--- Start of Available data ---
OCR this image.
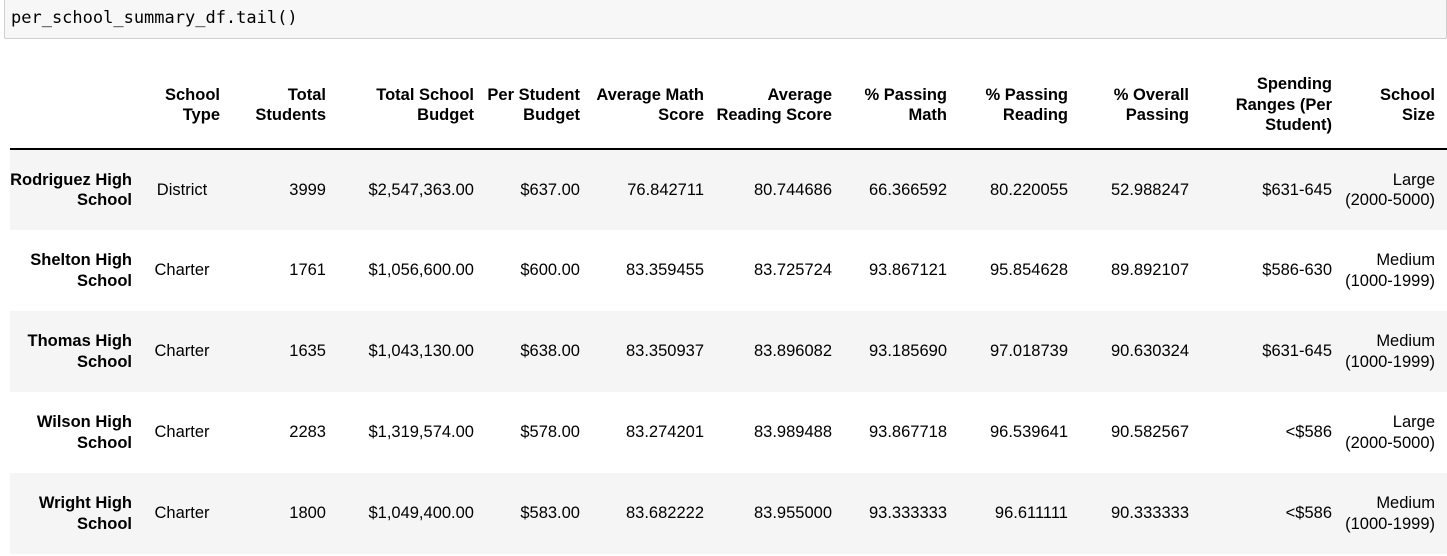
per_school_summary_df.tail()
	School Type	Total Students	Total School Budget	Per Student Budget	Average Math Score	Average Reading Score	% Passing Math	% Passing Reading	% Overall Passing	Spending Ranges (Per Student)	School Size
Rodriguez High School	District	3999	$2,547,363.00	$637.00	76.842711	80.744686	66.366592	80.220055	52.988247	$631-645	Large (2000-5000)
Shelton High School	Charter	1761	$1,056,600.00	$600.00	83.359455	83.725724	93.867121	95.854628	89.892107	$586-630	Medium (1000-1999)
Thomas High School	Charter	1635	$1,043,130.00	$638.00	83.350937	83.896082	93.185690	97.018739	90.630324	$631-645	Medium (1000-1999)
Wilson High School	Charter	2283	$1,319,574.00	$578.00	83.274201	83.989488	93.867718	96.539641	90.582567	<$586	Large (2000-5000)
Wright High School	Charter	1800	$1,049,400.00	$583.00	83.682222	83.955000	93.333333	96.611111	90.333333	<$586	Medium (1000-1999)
--- End of Available data ---
Exercise details — Reproduce each line exactly, please, except for any pictures.

Response to this task —
OCR this image.
per_school_summary_df.tail()
	School Type	Total Students	Total School Budget	Per Student Budget	Average Math Score	Average Reading Score	% Passing Math	% Passing Reading	% Overall Passing	Spending Ranges (Per Student)	School Size
Rodriguez High School	District	3999	$2,547,363.00	$637.00	76.842711	80.744686	66.366592	80.220055	52.988247	$631-645	Large (2000-5000)
Shelton High School	Charter	1761	$1,056,600.00	$600.00	83.359455	83.725724	93.867121	95.854628	89.892107	$586-630	Medium (1000-1999)
Thomas High School	Charter	1635	$1,043,130.00	$638.00	83.350937	83.896082	93.185690	97.018739	90.630324	$631-645	Medium (1000-1999)
Wilson High School	Charter	2283	$1,319,574.00	$578.00	83.274201	83.989488	93.867718	96.539641	90.582567	<$586	Large (2000-5000)
Wright High School	Charter	1800	$1,049,400.00	$583.00	83.682222	83.955000	93.333333	96.611111	90.333333	<$586	Medium (1000-1999)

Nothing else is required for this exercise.